=== BRIEF ===
Retype exactly the lines that start at the line with "Extract all readable text from this page." and end at the final line, both included, and leave out every picture.

═══ EXCERPTED RECORDS ═══

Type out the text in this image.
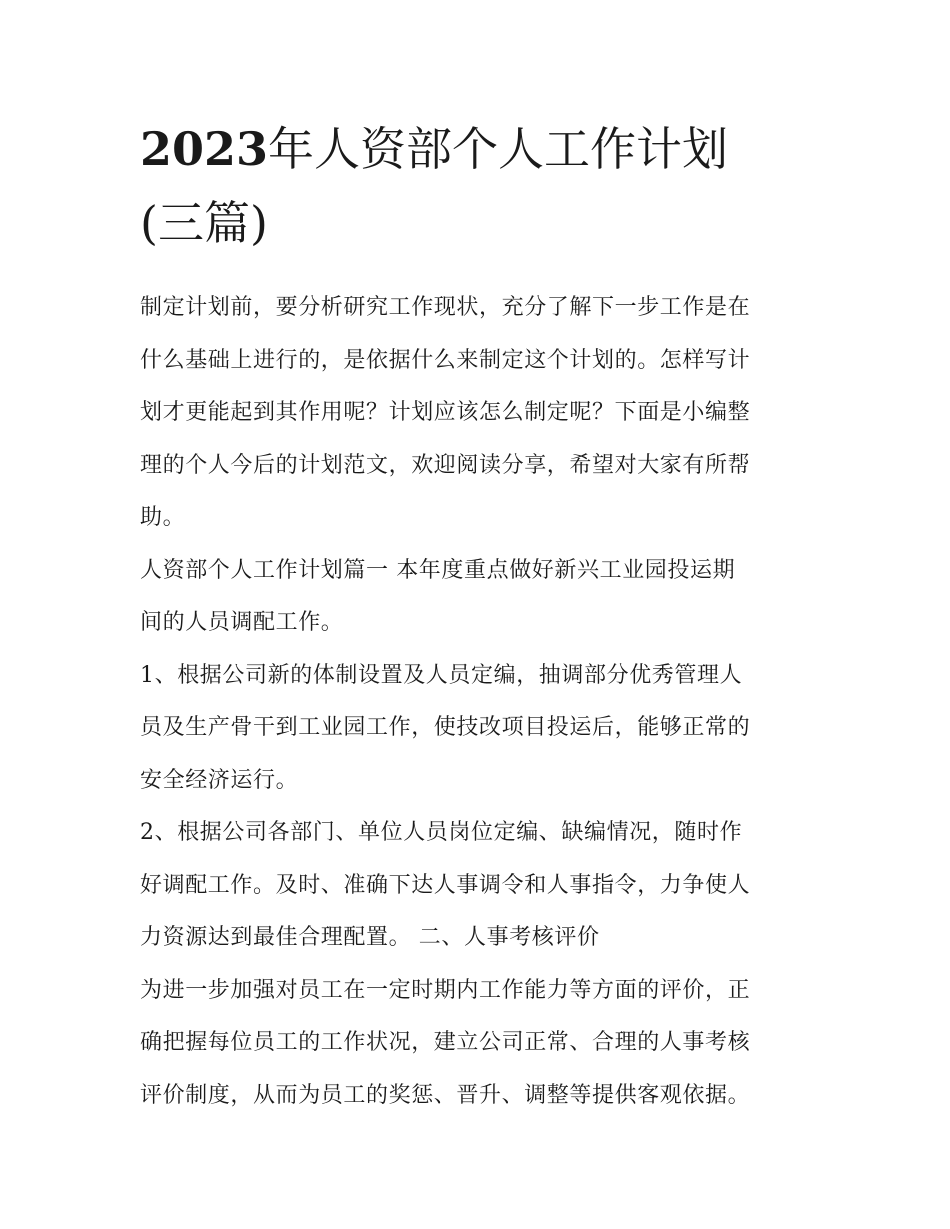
2023年人资部个人工作计划
(三篇)

制定计划前，要分析研究工作现状，充分了解下一步工作是在
什么基础上进行的，是依据什么来制定这个计划的。怎样写计
划才更能起到其作用呢？计划应该怎么制定呢？下面是小编整
理的个人今后的计划范文，欢迎阅读分享，希望对大家有所帮
助。

人资部个人工作计划篇一 本年度重点做好新兴工业园投运期
间的人员调配工作。

1、根据公司新的体制设置及人员定编，抽调部分优秀管理人
员及生产骨干到工业园工作，使技改项目投运后，能够正常的
安全经济运行。

2、根据公司各部门、单位人员岗位定编、缺编情况，随时作
好调配工作。及时、准确下达人事调令和人事指令，力争使人
力资源达到最佳合理配置。 二、人事考核评价

为进一步加强对员工在一定时期内工作能力等方面的评价，正
确把握每位员工的工作状况，建立公司正常、合理的人事考核
评价制度，从而为员工的奖惩、晋升、调整等提供客观依据。
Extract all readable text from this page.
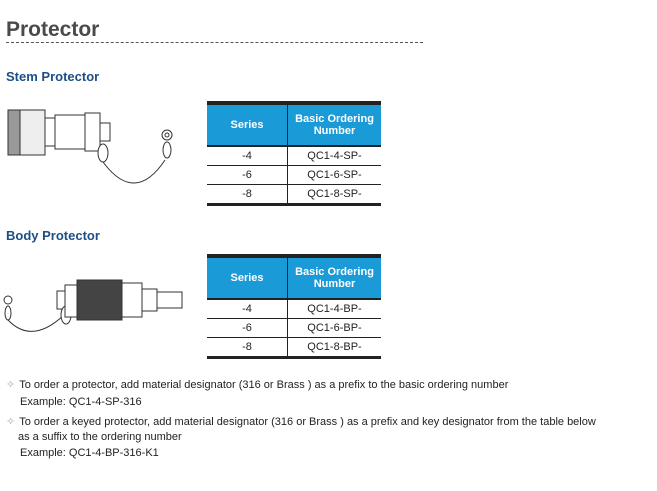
Protector
Stem Protector
Series	Basic Ordering Number
-4	QC1-4-SP-
-6	QC1-6-SP-
-8	QC1-8-SP-
Body Protector
Series	Basic Ordering Number
-4	QC1-4-BP-
-6	QC1-6-BP-
-8	QC1-8-BP-
✧ To order a protector, add material designator (316 or Brass ) as a prefix to the basic ordering number
Example: QC1-4-SP-316
✧ To order a keyed protector, add material designator (316 or Brass ) as a prefix and key designator from the table below
as a suffix to the ordering number
Example: QC1-4-BP-316-K1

═══

=== SOLUTION ===
Extract all readable text from this page.
Protector
Stem Protector
Series	Basic Ordering Number
-4	QC1-4-SP-
-6	QC1-6-SP-
-8	QC1-8-SP-
Body Protector
Series	Basic Ordering Number
-4	QC1-4-BP-
-6	QC1-6-BP-
-8	QC1-8-BP-
✧ To order a protector, add material designator (316 or Brass ) as a prefix to the basic ordering number
Example: QC1-4-SP-316
✧ To order a keyed protector, add material designator (316 or Brass ) as a prefix and key designator from the table below
as a suffix to the ordering number
Example: QC1-4-BP-316-K1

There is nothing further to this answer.